▶ [WHAT THE TASK ASKS]:
Keep the pictures out and restate every record exactly.

▶ [MATERIAL PROVIDED]:
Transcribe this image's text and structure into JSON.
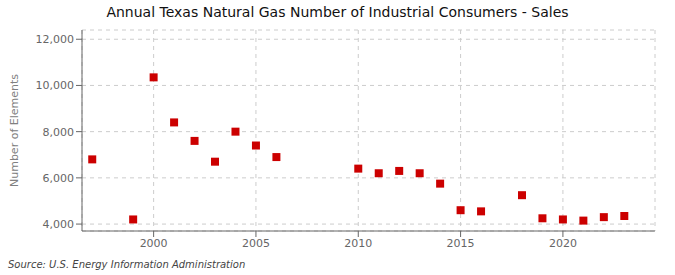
{
  "chart_data": {
    "type": "scatter",
    "title": "Annual Texas Natural Gas Number of Industrial Consumers - Sales",
    "y_label": "Number of Elements",
    "source": "Source: U.S. Energy Information Administration",
    "x": [
      1997,
      1999,
      2000,
      2001,
      2002,
      2003,
      2004,
      2005,
      2006,
      2010,
      2011,
      2012,
      2013,
      2014,
      2015,
      2016,
      2018,
      2019,
      2020,
      2021,
      2022,
      2023
    ],
    "values": [
      6800,
      4200,
      10350,
      8400,
      7600,
      6700,
      8000,
      7400,
      6900,
      6400,
      6200,
      6300,
      6200,
      5750,
      4600,
      4550,
      5250,
      4250,
      4200,
      4150,
      4300,
      4350
    ],
    "color": "#cc0000",
    "marker": "square",
    "xlim": [
      1996.5,
      2024.5
    ],
    "ylim": [
      3700,
      12400
    ],
    "xticks": [
      2000,
      2005,
      2010,
      2015,
      2020
    ],
    "yticks": [
      {
        "value": 4000,
        "label": "4,000"
      },
      {
        "value": 6000,
        "label": "6,000"
      },
      {
        "value": 8000,
        "label": "8,000"
      },
      {
        "value": 10000,
        "label": "10,000"
      },
      {
        "value": 12000,
        "label": "12,000"
      }
    ],
    "grid": true
  }
}
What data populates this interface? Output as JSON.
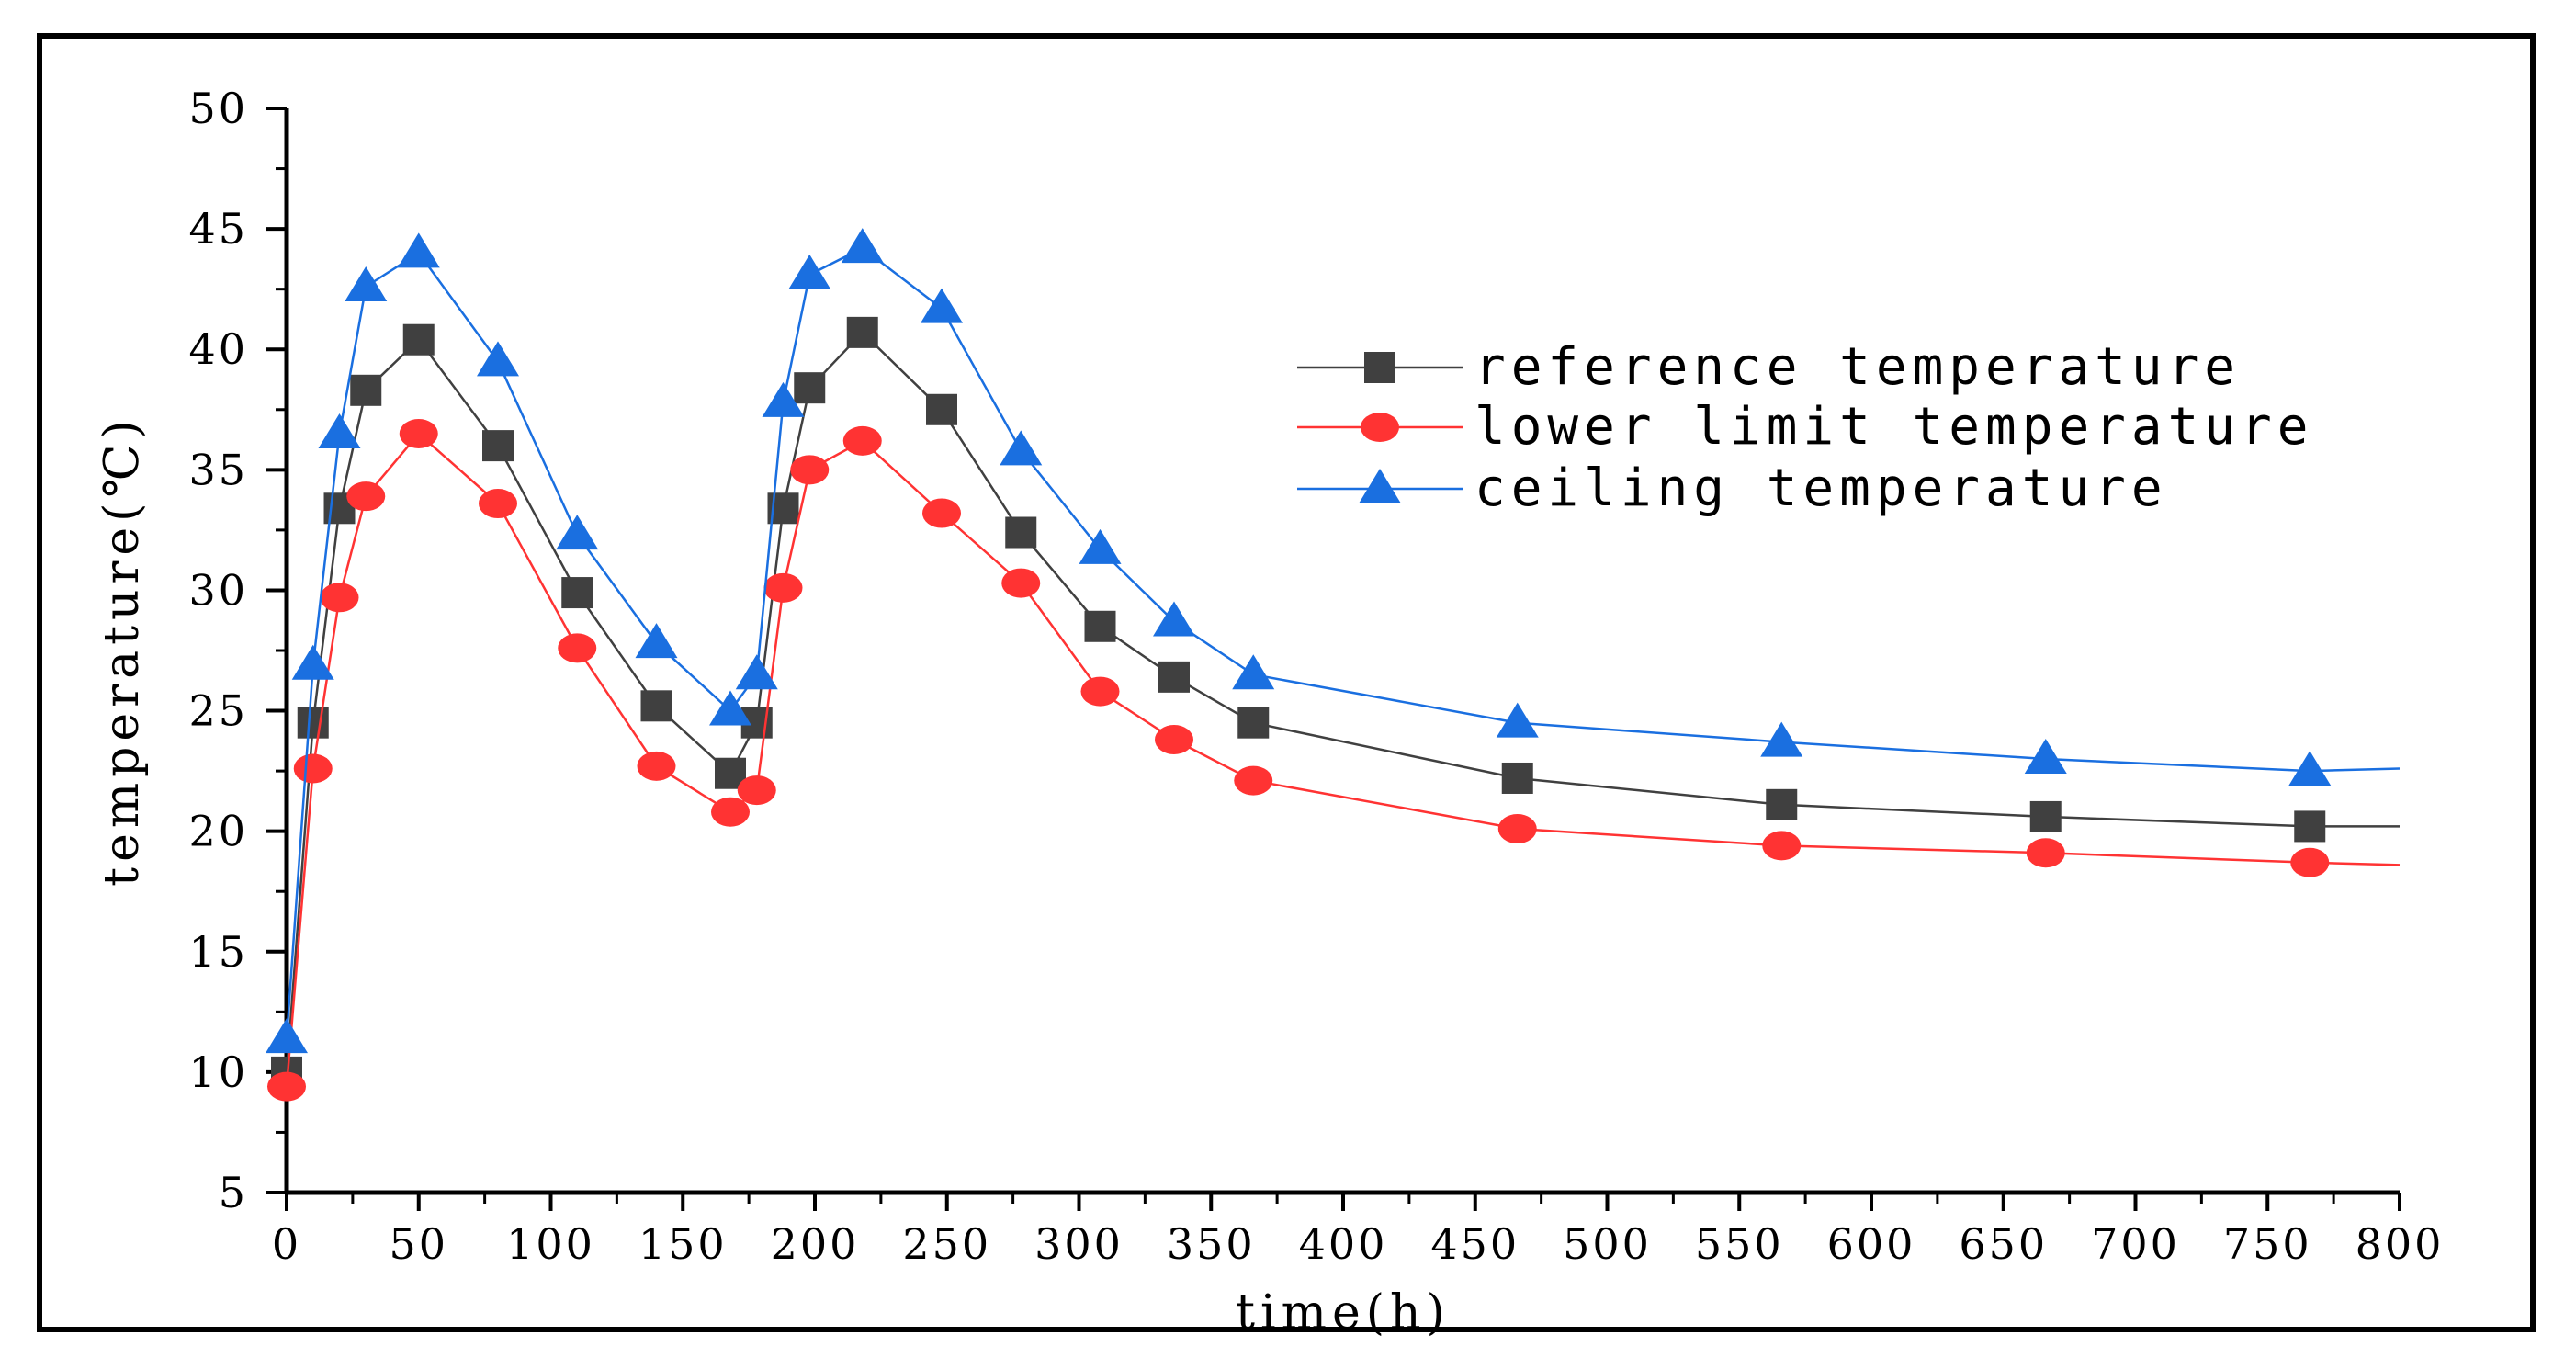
{
  "chart_data": {
    "type": "line",
    "title": "",
    "xlabel": "time(h)",
    "ylabel": "temperature(℃)",
    "xlim": [
      0,
      800
    ],
    "ylim": [
      5,
      50
    ],
    "xticks": [
      0,
      50,
      100,
      150,
      200,
      250,
      300,
      350,
      400,
      450,
      500,
      550,
      600,
      650,
      700,
      750,
      800
    ],
    "yticks": [
      5,
      10,
      15,
      20,
      25,
      30,
      35,
      40,
      45,
      50
    ],
    "grid": false,
    "legend_position": "upper-right",
    "series": [
      {
        "name": "reference temperature",
        "color": "#404040",
        "marker": "square",
        "x": [
          0,
          10,
          20,
          30,
          50,
          80,
          110,
          140,
          168,
          178,
          188,
          198,
          218,
          248,
          278,
          308,
          336,
          366,
          466,
          566,
          666,
          766,
          800
        ],
        "y": [
          10.0,
          24.5,
          33.4,
          38.3,
          40.4,
          36.0,
          29.9,
          25.2,
          22.4,
          24.5,
          33.4,
          38.4,
          40.7,
          37.5,
          32.4,
          28.5,
          26.4,
          24.5,
          22.2,
          21.1,
          20.6,
          20.2,
          20.2
        ],
        "marked": [
          true,
          true,
          true,
          true,
          true,
          true,
          true,
          true,
          true,
          true,
          true,
          true,
          true,
          true,
          true,
          true,
          true,
          true,
          true,
          true,
          true,
          true,
          false
        ]
      },
      {
        "name": "lower limit temperature",
        "color": "#ff3333",
        "marker": "circle",
        "x": [
          0,
          10,
          20,
          30,
          50,
          80,
          110,
          140,
          168,
          178,
          188,
          198,
          218,
          248,
          278,
          308,
          336,
          366,
          466,
          566,
          666,
          766,
          800
        ],
        "y": [
          9.4,
          22.6,
          29.7,
          33.9,
          36.5,
          33.6,
          27.6,
          22.7,
          20.8,
          21.7,
          30.1,
          35.0,
          36.2,
          33.2,
          30.3,
          25.8,
          23.8,
          22.1,
          20.1,
          19.4,
          19.1,
          18.7,
          18.6
        ],
        "marked": [
          true,
          true,
          true,
          true,
          true,
          true,
          true,
          true,
          true,
          true,
          true,
          true,
          true,
          true,
          true,
          true,
          true,
          true,
          true,
          true,
          true,
          true,
          false
        ]
      },
      {
        "name": "ceiling temperature",
        "color": "#1a6fe0",
        "marker": "triangle",
        "x": [
          0,
          10,
          20,
          30,
          50,
          80,
          110,
          140,
          168,
          178,
          188,
          198,
          218,
          248,
          278,
          308,
          336,
          366,
          466,
          566,
          666,
          766,
          800
        ],
        "y": [
          11.4,
          26.9,
          36.5,
          42.6,
          44.0,
          39.5,
          32.3,
          27.8,
          25.0,
          26.5,
          37.8,
          43.1,
          44.2,
          41.7,
          35.8,
          31.7,
          28.7,
          26.5,
          24.5,
          23.7,
          23.0,
          22.5,
          22.6
        ],
        "marked": [
          true,
          true,
          true,
          true,
          true,
          true,
          true,
          true,
          true,
          true,
          true,
          true,
          true,
          true,
          true,
          true,
          true,
          true,
          true,
          true,
          true,
          true,
          false
        ]
      }
    ]
  }
}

▶ [RESULT FOR THIS TASK]:
Transcribe this image's text and structure into JSON.
{
  "chart_data": {
    "type": "scatter",
    "title": "Annual Texas Natural Gas Number of Industrial Consumers - Sales",
    "y_label": "Number of Elements",
    "source": "Source: U.S. Energy Information Administration",
    "x": [
      1997,
      1999,
      2000,
      2001,
      2002,
      2003,
      2004,
      2005,
      2006,
      2010,
      2011,
      2012,
      2013,
      2014,
      2015,
      2016,
      2018,
      2019,
      2020,
      2021,
      2022,
      2023
    ],
    "values": [
      6800,
      4200,
      10350,
      8400,
      7600,
      6700,
      8000,
      7400,
      6900,
      6400,
      6200,
      6300,
      6200,
      5750,
      4600,
      4550,
      5250,
      4250,
      4200,
      4150,
      4300,
      4350
    ],
    "color": "#cc0000",
    "marker": "square",
    "xlim": [
      1996.5,
      2024.5
    ],
    "ylim": [
      3700,
      12400
    ],
    "xticks": [
      2000,
      2005,
      2010,
      2015,
      2020
    ],
    "yticks": [
      {
        "value": 4000,
        "label": "4,000"
      },
      {
        "value": 6000,
        "label": "6,000"
      },
      {
        "value": 8000,
        "label": "8,000"
      },
      {
        "value": 10000,
        "label": "10,000"
      },
      {
        "value": 12000,
        "label": "12,000"
      }
    ],
    "grid": true
  }
}
What data populates this interface? Output as JSON.
{
  "chart_data": {
    "type": "line",
    "title": "",
    "xlabel": "time(h)",
    "ylabel": "temperature(℃)",
    "xlim": [
      0,
      800
    ],
    "ylim": [
      5,
      50
    ],
    "xticks": [
      0,
      50,
      100,
      150,
      200,
      250,
      300,
      350,
      400,
      450,
      500,
      550,
      600,
      650,
      700,
      750,
      800
    ],
    "yticks": [
      5,
      10,
      15,
      20,
      25,
      30,
      35,
      40,
      45,
      50
    ],
    "grid": false,
    "legend_position": "upper-right",
    "series": [
      {
        "name": "reference temperature",
        "color": "#404040",
        "marker": "square",
        "x": [
          0,
          10,
          20,
          30,
          50,
          80,
          110,
          140,
          168,
          178,
          188,
          198,
          218,
          248,
          278,
          308,
          336,
          366,
          466,
          566,
          666,
          766,
          800
        ],
        "y": [
          10.0,
          24.5,
          33.4,
          38.3,
          40.4,
          36.0,
          29.9,
          25.2,
          22.4,
          24.5,
          33.4,
          38.4,
          40.7,
          37.5,
          32.4,
          28.5,
          26.4,
          24.5,
          22.2,
          21.1,
          20.6,
          20.2,
          20.2
        ],
        "marked": [
          true,
          true,
          true,
          true,
          true,
          true,
          true,
          true,
          true,
          true,
          true,
          true,
          true,
          true,
          true,
          true,
          true,
          true,
          true,
          true,
          true,
          true,
          false
        ]
      },
      {
        "name": "lower limit temperature",
        "color": "#ff3333",
        "marker": "circle",
        "x": [
          0,
          10,
          20,
          30,
          50,
          80,
          110,
          140,
          168,
          178,
          188,
          198,
          218,
          248,
          278,
          308,
          336,
          366,
          466,
          566,
          666,
          766,
          800
        ],
        "y": [
          9.4,
          22.6,
          29.7,
          33.9,
          36.5,
          33.6,
          27.6,
          22.7,
          20.8,
          21.7,
          30.1,
          35.0,
          36.2,
          33.2,
          30.3,
          25.8,
          23.8,
          22.1,
          20.1,
          19.4,
          19.1,
          18.7,
          18.6
        ],
        "marked": [
          true,
          true,
          true,
          true,
          true,
          true,
          true,
          true,
          true,
          true,
          true,
          true,
          true,
          true,
          true,
          true,
          true,
          true,
          true,
          true,
          true,
          true,
          false
        ]
      },
      {
        "name": "ceiling temperature",
        "color": "#1a6fe0",
        "marker": "triangle",
        "x": [
          0,
          10,
          20,
          30,
          50,
          80,
          110,
          140,
          168,
          178,
          188,
          198,
          218,
          248,
          278,
          308,
          336,
          366,
          466,
          566,
          666,
          766,
          800
        ],
        "y": [
          11.4,
          26.9,
          36.5,
          42.6,
          44.0,
          39.5,
          32.3,
          27.8,
          25.0,
          26.5,
          37.8,
          43.1,
          44.2,
          41.7,
          35.8,
          31.7,
          28.7,
          26.5,
          24.5,
          23.7,
          23.0,
          22.5,
          22.6
        ],
        "marked": [
          true,
          true,
          true,
          true,
          true,
          true,
          true,
          true,
          true,
          true,
          true,
          true,
          true,
          true,
          true,
          true,
          true,
          true,
          true,
          true,
          true,
          true,
          false
        ]
      }
    ]
  }
}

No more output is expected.